### Work to be completed
Repeat the listing below in full, exactly as it stands.

** Start Excerpted records **

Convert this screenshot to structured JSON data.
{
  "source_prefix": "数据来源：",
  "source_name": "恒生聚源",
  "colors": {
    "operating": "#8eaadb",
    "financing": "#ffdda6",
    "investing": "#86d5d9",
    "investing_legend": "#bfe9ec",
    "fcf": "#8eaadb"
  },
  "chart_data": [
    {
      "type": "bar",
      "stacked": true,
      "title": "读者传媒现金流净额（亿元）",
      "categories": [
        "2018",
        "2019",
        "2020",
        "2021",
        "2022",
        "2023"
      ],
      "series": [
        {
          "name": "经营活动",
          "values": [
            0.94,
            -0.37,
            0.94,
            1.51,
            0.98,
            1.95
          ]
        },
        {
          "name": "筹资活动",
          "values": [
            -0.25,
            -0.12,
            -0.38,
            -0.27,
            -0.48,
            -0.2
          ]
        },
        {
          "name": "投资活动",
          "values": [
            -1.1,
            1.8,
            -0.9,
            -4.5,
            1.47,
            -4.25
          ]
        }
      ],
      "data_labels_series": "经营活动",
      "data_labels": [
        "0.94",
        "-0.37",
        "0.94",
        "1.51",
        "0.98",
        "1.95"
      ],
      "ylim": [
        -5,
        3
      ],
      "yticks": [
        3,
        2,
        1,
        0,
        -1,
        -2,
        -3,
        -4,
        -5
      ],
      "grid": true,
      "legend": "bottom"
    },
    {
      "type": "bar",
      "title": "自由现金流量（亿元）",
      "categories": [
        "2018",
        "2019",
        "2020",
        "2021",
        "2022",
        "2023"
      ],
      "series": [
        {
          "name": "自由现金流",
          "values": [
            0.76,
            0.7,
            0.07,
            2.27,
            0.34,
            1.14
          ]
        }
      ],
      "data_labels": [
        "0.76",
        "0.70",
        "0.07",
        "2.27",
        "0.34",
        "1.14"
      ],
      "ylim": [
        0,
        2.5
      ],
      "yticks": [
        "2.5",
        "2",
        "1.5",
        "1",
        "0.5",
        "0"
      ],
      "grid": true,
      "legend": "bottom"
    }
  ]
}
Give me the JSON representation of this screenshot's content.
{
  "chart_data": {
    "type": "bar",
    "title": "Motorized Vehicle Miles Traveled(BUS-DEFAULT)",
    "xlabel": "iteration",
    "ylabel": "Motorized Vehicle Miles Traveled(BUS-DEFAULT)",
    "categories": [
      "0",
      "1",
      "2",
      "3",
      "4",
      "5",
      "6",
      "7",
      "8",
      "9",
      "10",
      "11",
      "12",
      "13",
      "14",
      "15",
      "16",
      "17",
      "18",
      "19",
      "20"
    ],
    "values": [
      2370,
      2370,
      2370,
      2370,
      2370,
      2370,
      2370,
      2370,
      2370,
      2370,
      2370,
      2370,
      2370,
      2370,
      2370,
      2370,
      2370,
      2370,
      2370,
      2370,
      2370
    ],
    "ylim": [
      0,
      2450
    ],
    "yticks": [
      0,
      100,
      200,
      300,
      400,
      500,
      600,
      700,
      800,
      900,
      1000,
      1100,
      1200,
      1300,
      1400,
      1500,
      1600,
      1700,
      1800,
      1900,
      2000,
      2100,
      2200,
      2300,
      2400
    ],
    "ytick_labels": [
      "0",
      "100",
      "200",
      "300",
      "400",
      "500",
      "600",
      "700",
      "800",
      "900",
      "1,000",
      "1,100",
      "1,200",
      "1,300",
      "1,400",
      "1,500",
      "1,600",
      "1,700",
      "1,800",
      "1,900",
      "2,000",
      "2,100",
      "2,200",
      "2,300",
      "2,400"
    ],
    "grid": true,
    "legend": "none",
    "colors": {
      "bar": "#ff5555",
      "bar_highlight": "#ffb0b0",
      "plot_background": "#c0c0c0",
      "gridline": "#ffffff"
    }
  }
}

** End Excerpted records **

### Exercise output
Convert this screenshot to structured JSON data.
{
  "source_prefix": "数据来源：",
  "source_name": "恒生聚源",
  "colors": {
    "operating": "#8eaadb",
    "financing": "#ffdda6",
    "investing": "#86d5d9",
    "investing_legend": "#bfe9ec",
    "fcf": "#8eaadb"
  },
  "chart_data": [
    {
      "type": "bar",
      "stacked": true,
      "title": "读者传媒现金流净额（亿元）",
      "categories": [
        "2018",
        "2019",
        "2020",
        "2021",
        "2022",
        "2023"
      ],
      "series": [
        {
          "name": "经营活动",
          "values": [
            0.94,
            -0.37,
            0.94,
            1.51,
            0.98,
            1.95
          ]
        },
        {
          "name": "筹资活动",
          "values": [
            -0.25,
            -0.12,
            -0.38,
            -0.27,
            -0.48,
            -0.2
          ]
        },
        {
          "name": "投资活动",
          "values": [
            -1.1,
            1.8,
            -0.9,
            -4.5,
            1.47,
            -4.25
          ]
        }
      ],
      "data_labels_series": "经营活动",
      "data_labels": [
        "0.94",
        "-0.37",
        "0.94",
        "1.51",
        "0.98",
        "1.95"
      ],
      "ylim": [
        -5,
        3
      ],
      "yticks": [
        3,
        2,
        1,
        0,
        -1,
        -2,
        -3,
        -4,
        -5
      ],
      "grid": true,
      "legend": "bottom"
    },
    {
      "type": "bar",
      "title": "自由现金流量（亿元）",
      "categories": [
        "2018",
        "2019",
        "2020",
        "2021",
        "2022",
        "2023"
      ],
      "series": [
        {
          "name": "自由现金流",
          "values": [
            0.76,
            0.7,
            0.07,
            2.27,
            0.34,
            1.14
          ]
        }
      ],
      "data_labels": [
        "0.76",
        "0.70",
        "0.07",
        "2.27",
        "0.34",
        "1.14"
      ],
      "ylim": [
        0,
        2.5
      ],
      "yticks": [
        "2.5",
        "2",
        "1.5",
        "1",
        "0.5",
        "0"
      ],
      "grid": true,
      "legend": "bottom"
    }
  ]
}
Give me the JSON representation of this screenshot's content.
{
  "chart_data": {
    "type": "bar",
    "title": "Motorized Vehicle Miles Traveled(BUS-DEFAULT)",
    "xlabel": "iteration",
    "ylabel": "Motorized Vehicle Miles Traveled(BUS-DEFAULT)",
    "categories": [
      "0",
      "1",
      "2",
      "3",
      "4",
      "5",
      "6",
      "7",
      "8",
      "9",
      "10",
      "11",
      "12",
      "13",
      "14",
      "15",
      "16",
      "17",
      "18",
      "19",
      "20"
    ],
    "values": [
      2370,
      2370,
      2370,
      2370,
      2370,
      2370,
      2370,
      2370,
      2370,
      2370,
      2370,
      2370,
      2370,
      2370,
      2370,
      2370,
      2370,
      2370,
      2370,
      2370,
      2370
    ],
    "ylim": [
      0,
      2450
    ],
    "yticks": [
      0,
      100,
      200,
      300,
      400,
      500,
      600,
      700,
      800,
      900,
      1000,
      1100,
      1200,
      1300,
      1400,
      1500,
      1600,
      1700,
      1800,
      1900,
      2000,
      2100,
      2200,
      2300,
      2400
    ],
    "ytick_labels": [
      "0",
      "100",
      "200",
      "300",
      "400",
      "500",
      "600",
      "700",
      "800",
      "900",
      "1,000",
      "1,100",
      "1,200",
      "1,300",
      "1,400",
      "1,500",
      "1,600",
      "1,700",
      "1,800",
      "1,900",
      "2,000",
      "2,100",
      "2,200",
      "2,300",
      "2,400"
    ],
    "grid": true,
    "legend": "none",
    "colors": {
      "bar": "#ff5555",
      "bar_highlight": "#ffb0b0",
      "plot_background": "#c0c0c0",
      "gridline": "#ffffff"
    }
  }
}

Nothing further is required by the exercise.